> _EXERCISE AIM_: Transcribe word for word the lines spanning the line with "OCR this image." through the end of the records.

> _AVAILABLE RECORDS_:
□ □ □ □

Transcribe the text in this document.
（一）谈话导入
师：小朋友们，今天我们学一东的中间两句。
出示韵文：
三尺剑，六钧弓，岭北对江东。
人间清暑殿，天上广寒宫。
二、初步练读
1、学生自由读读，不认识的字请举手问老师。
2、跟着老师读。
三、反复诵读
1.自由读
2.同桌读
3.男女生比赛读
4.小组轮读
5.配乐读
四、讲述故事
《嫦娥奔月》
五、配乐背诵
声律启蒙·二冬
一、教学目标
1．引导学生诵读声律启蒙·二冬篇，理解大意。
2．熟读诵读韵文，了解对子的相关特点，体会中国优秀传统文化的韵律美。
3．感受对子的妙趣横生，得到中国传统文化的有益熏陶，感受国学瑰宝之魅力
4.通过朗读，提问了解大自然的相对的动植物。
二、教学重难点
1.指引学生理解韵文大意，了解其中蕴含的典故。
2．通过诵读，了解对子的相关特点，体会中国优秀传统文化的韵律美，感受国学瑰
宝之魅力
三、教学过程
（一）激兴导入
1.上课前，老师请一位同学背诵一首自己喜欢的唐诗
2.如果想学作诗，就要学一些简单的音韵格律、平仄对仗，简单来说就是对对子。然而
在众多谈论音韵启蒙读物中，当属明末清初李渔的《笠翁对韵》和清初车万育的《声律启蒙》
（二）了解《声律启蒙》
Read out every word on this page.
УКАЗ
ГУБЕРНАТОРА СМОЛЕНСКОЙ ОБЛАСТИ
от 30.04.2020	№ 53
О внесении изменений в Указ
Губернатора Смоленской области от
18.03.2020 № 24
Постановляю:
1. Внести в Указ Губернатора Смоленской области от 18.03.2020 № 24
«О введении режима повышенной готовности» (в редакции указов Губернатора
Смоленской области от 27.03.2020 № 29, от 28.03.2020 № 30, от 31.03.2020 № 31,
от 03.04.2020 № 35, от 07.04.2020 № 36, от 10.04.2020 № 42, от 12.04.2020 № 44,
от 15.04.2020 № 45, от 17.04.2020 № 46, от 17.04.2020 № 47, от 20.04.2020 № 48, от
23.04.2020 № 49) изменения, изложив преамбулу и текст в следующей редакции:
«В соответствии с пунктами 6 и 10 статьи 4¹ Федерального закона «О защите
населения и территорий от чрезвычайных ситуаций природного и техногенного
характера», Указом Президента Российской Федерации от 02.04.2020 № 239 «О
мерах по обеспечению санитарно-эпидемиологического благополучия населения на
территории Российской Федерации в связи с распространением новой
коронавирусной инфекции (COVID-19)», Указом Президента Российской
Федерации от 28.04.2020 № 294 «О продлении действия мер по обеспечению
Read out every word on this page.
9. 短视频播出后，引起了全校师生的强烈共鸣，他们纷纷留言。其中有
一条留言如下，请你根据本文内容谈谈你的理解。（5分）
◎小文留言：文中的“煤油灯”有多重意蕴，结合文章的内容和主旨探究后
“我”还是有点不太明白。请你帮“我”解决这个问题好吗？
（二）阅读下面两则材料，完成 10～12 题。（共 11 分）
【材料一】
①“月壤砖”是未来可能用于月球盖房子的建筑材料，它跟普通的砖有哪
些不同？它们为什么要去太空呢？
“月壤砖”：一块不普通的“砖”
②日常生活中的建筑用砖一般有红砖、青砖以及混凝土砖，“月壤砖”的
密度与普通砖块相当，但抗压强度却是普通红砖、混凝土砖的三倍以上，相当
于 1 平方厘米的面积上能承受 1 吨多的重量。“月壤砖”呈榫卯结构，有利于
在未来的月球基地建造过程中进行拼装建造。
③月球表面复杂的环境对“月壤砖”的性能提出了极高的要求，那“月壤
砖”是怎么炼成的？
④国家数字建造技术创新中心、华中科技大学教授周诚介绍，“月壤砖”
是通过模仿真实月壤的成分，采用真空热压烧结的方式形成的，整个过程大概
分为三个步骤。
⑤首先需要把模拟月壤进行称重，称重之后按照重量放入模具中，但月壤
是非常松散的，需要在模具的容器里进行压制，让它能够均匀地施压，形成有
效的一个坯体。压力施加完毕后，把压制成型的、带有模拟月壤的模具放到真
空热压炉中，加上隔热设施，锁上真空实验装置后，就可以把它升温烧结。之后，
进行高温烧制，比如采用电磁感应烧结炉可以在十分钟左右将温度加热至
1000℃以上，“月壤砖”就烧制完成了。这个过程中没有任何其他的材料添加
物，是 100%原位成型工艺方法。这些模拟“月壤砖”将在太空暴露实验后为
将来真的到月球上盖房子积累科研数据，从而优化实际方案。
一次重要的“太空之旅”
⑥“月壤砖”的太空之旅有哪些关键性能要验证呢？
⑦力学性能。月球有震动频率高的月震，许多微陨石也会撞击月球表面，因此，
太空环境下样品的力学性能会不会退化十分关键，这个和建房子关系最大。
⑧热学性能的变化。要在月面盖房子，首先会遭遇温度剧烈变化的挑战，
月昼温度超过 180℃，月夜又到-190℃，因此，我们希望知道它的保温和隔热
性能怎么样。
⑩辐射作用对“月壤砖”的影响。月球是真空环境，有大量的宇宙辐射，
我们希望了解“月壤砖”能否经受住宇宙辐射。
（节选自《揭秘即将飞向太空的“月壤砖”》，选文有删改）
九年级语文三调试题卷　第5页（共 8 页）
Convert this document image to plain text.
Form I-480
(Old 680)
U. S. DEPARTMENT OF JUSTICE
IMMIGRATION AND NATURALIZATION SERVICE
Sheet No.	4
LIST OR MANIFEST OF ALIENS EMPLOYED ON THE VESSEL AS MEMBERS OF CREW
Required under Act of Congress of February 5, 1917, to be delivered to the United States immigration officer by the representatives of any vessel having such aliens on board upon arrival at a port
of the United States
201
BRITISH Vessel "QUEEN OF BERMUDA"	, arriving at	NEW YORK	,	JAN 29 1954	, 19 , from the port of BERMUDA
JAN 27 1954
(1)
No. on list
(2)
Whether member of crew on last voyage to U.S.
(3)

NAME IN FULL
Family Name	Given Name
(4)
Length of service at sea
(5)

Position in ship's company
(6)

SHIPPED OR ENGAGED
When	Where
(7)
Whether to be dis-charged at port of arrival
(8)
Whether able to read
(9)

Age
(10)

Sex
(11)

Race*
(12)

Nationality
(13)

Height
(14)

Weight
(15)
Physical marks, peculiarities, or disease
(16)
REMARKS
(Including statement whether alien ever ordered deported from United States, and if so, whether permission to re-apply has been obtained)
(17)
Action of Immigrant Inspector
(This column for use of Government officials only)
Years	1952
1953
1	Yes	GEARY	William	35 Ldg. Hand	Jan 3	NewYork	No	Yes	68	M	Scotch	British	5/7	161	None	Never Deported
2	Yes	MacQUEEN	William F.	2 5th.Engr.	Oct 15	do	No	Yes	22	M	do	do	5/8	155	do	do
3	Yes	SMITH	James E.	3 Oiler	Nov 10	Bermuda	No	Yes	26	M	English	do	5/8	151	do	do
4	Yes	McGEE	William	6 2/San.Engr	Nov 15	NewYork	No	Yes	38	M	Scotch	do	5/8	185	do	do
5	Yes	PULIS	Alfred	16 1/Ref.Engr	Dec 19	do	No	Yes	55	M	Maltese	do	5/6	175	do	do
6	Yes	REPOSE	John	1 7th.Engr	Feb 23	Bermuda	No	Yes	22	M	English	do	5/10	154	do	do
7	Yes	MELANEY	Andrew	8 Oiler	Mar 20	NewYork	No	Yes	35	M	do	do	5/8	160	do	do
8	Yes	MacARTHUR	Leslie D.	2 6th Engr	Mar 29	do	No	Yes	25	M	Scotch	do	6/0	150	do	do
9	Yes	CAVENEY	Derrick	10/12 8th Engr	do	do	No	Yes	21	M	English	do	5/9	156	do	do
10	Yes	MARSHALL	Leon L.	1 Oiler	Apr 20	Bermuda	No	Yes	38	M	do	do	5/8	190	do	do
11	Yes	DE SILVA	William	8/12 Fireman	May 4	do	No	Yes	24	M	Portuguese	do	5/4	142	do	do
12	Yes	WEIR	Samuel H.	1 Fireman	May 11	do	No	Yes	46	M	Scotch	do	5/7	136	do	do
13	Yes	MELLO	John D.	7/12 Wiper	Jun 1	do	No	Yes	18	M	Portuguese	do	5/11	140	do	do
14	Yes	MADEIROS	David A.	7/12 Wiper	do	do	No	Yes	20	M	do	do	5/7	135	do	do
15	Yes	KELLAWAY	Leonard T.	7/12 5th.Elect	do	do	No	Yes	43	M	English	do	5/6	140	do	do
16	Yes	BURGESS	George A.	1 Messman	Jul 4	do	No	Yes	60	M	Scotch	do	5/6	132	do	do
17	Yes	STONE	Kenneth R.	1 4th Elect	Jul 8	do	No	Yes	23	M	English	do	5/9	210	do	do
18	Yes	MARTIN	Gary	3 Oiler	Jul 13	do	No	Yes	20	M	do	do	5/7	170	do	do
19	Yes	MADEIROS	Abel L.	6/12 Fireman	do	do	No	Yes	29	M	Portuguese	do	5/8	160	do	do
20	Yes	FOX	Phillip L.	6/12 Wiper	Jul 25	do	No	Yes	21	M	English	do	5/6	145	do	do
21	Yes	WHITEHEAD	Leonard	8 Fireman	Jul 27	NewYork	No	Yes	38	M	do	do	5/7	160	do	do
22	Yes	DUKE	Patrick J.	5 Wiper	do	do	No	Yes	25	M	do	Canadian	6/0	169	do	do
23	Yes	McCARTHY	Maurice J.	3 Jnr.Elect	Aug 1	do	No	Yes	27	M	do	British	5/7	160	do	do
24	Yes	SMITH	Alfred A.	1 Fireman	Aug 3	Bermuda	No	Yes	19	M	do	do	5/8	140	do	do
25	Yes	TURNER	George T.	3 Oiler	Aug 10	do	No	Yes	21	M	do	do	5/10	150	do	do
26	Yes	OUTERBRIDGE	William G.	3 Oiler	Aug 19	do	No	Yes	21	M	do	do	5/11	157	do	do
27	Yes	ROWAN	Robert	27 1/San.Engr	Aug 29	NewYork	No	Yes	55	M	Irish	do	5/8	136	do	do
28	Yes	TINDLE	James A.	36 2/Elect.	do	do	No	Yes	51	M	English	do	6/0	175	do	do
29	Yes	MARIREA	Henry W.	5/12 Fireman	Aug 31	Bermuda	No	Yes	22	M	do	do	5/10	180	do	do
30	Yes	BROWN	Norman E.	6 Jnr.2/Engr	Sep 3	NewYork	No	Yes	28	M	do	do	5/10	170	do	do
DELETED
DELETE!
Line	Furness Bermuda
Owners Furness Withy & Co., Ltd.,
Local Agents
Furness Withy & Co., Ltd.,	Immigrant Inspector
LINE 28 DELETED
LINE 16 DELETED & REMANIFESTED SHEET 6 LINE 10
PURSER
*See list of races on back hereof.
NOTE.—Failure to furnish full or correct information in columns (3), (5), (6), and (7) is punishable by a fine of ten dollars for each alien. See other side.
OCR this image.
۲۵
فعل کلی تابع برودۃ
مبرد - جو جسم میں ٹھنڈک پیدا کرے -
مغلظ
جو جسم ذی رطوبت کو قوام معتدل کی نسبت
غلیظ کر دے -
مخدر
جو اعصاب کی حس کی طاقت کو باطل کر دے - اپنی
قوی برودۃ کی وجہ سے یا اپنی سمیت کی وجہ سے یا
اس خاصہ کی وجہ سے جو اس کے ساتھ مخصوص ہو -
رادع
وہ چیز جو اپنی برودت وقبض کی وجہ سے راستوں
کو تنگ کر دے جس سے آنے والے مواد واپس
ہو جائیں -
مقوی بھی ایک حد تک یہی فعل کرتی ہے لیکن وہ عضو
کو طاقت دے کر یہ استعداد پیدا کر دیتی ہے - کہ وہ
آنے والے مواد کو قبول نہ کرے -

□ □ □ □

> _ANSWER TO THIS EXERCISE_:
OCR this image.
۲۵
فعل کلی تابع برودۃ
مبرد - جو جسم میں ٹھنڈک پیدا کرے -
مغلظ
جو جسم ذی رطوبت کو قوام معتدل کی نسبت
غلیظ کر دے -
مخدر
جو اعصاب کی حس کی طاقت کو باطل کر دے - اپنی
قوی برودۃ کی وجہ سے یا اپنی سمیت کی وجہ سے یا
اس خاصہ کی وجہ سے جو اس کے ساتھ مخصوص ہو -
رادع
وہ چیز جو اپنی برودت وقبض کی وجہ سے راستوں
کو تنگ کر دے جس سے آنے والے مواد واپس
ہو جائیں -
مقوی بھی ایک حد تک یہی فعل کرتی ہے لیکن وہ عضو
کو طاقت دے کر یہ استعداد پیدا کر دیتی ہے - کہ وہ
آنے والے مواد کو قبول نہ کرے -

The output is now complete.